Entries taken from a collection
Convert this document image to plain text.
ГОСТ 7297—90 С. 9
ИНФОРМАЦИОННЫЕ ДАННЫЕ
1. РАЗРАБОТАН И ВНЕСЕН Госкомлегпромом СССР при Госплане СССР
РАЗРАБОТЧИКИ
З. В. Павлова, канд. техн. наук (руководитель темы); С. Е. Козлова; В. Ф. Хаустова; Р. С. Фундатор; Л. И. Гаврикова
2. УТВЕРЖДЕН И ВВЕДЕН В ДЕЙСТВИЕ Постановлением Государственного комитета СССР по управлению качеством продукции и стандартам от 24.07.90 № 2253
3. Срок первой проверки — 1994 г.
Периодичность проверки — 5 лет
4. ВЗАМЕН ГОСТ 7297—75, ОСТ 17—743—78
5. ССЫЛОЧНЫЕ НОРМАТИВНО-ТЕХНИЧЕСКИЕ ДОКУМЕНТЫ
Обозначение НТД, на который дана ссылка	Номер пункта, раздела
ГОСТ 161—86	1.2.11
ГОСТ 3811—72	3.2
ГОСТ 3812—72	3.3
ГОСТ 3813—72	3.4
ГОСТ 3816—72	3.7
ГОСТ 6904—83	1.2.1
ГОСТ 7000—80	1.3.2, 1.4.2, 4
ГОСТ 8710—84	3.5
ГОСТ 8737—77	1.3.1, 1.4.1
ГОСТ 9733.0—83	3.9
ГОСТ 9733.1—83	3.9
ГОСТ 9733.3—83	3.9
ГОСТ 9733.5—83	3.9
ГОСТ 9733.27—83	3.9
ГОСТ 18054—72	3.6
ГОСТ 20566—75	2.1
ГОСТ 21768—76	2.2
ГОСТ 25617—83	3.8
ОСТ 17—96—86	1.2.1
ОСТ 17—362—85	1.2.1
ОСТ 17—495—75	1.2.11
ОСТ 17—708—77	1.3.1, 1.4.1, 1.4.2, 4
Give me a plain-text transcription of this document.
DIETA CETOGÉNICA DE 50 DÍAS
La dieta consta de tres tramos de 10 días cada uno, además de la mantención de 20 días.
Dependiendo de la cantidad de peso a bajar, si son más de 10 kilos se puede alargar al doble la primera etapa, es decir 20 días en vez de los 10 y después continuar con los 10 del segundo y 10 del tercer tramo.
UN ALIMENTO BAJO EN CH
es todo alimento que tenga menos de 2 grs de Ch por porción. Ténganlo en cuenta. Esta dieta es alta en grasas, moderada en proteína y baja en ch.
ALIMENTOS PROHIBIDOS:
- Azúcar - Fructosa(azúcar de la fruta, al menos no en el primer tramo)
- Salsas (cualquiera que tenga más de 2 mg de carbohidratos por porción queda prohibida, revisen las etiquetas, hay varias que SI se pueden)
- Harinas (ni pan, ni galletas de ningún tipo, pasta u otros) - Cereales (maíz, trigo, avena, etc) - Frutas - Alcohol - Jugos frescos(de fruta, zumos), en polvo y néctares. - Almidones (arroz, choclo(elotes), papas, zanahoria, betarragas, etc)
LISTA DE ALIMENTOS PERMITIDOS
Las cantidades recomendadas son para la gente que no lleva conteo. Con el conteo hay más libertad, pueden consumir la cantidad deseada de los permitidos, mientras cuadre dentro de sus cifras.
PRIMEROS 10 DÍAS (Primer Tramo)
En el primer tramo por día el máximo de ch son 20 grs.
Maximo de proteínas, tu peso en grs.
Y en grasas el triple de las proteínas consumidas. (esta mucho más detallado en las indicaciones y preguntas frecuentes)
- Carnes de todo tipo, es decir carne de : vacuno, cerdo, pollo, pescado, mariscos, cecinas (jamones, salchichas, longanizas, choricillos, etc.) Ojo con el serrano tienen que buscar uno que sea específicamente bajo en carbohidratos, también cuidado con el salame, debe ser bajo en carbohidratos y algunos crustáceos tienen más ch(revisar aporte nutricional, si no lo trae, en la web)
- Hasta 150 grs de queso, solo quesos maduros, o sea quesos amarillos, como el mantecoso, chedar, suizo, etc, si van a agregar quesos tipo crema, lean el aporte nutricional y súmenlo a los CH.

■ REQUIREMENT:
Word for word, restate all of the data shown above.

■ REPLY TO THE EXERCISE:
Convert this document image to plain text.
ГОСТ 7297—90 С. 9
ИНФОРМАЦИОННЫЕ ДАННЫЕ
1. РАЗРАБОТАН И ВНЕСЕН Госкомлегпромом СССР при Госплане СССР
РАЗРАБОТЧИКИ
З. В. Павлова, канд. техн. наук (руководитель темы); С. Е. Козлова; В. Ф. Хаустова; Р. С. Фундатор; Л. И. Гаврикова
2. УТВЕРЖДЕН И ВВЕДЕН В ДЕЙСТВИЕ Постановлением Государственного комитета СССР по управлению качеством продукции и стандартам от 24.07.90 № 2253
3. Срок первой проверки — 1994 г.
Периодичность проверки — 5 лет
4. ВЗАМЕН ГОСТ 7297—75, ОСТ 17—743—78
5. ССЫЛОЧНЫЕ НОРМАТИВНО-ТЕХНИЧЕСКИЕ ДОКУМЕНТЫ
Обозначение НТД, на который дана ссылка	Номер пункта, раздела
ГОСТ 161—86	1.2.11
ГОСТ 3811—72	3.2
ГОСТ 3812—72	3.3
ГОСТ 3813—72	3.4
ГОСТ 3816—72	3.7
ГОСТ 6904—83	1.2.1
ГОСТ 7000—80	1.3.2, 1.4.2, 4
ГОСТ 8710—84	3.5
ГОСТ 8737—77	1.3.1, 1.4.1
ГОСТ 9733.0—83	3.9
ГОСТ 9733.1—83	3.9
ГОСТ 9733.3—83	3.9
ГОСТ 9733.5—83	3.9
ГОСТ 9733.27—83	3.9
ГОСТ 18054—72	3.6
ГОСТ 20566—75	2.1
ГОСТ 21768—76	2.2
ГОСТ 25617—83	3.8
ОСТ 17—96—86	1.2.1
ОСТ 17—362—85	1.2.1
ОСТ 17—495—75	1.2.11
ОСТ 17—708—77	1.3.1, 1.4.1, 1.4.2, 4
Give me a plain-text transcription of this document.
DIETA CETOGÉNICA DE 50 DÍAS
La dieta consta de tres tramos de 10 días cada uno, además de la mantención de 20 días.
Dependiendo de la cantidad de peso a bajar, si son más de 10 kilos se puede alargar al doble la primera etapa, es decir 20 días en vez de los 10 y después continuar con los 10 del segundo y 10 del tercer tramo.
UN ALIMENTO BAJO EN CH
es todo alimento que tenga menos de 2 grs de Ch por porción. Ténganlo en cuenta. Esta dieta es alta en grasas, moderada en proteína y baja en ch.
ALIMENTOS PROHIBIDOS:
- Azúcar - Fructosa(azúcar de la fruta, al menos no en el primer tramo)
- Salsas (cualquiera que tenga más de 2 mg de carbohidratos por porción queda prohibida, revisen las etiquetas, hay varias que SI se pueden)
- Harinas (ni pan, ni galletas de ningún tipo, pasta u otros) - Cereales (maíz, trigo, avena, etc) - Frutas - Alcohol - Jugos frescos(de fruta, zumos), en polvo y néctares. - Almidones (arroz, choclo(elotes), papas, zanahoria, betarragas, etc)
LISTA DE ALIMENTOS PERMITIDOS
Las cantidades recomendadas son para la gente que no lleva conteo. Con el conteo hay más libertad, pueden consumir la cantidad deseada de los permitidos, mientras cuadre dentro de sus cifras.
PRIMEROS 10 DÍAS (Primer Tramo)
En el primer tramo por día el máximo de ch son 20 grs.
Maximo de proteínas, tu peso en grs.
Y en grasas el triple de las proteínas consumidas. (esta mucho más detallado en las indicaciones y preguntas frecuentes)
- Carnes de todo tipo, es decir carne de : vacuno, cerdo, pollo, pescado, mariscos, cecinas (jamones, salchichas, longanizas, choricillos, etc.) Ojo con el serrano tienen que buscar uno que sea específicamente bajo en carbohidratos, también cuidado con el salame, debe ser bajo en carbohidratos y algunos crustáceos tienen más ch(revisar aporte nutricional, si no lo trae, en la web)
- Hasta 150 grs de queso, solo quesos maduros, o sea quesos amarillos, como el mantecoso, chedar, suizo, etc, si van a agregar quesos tipo crema, lean el aporte nutricional y súmenlo a los CH.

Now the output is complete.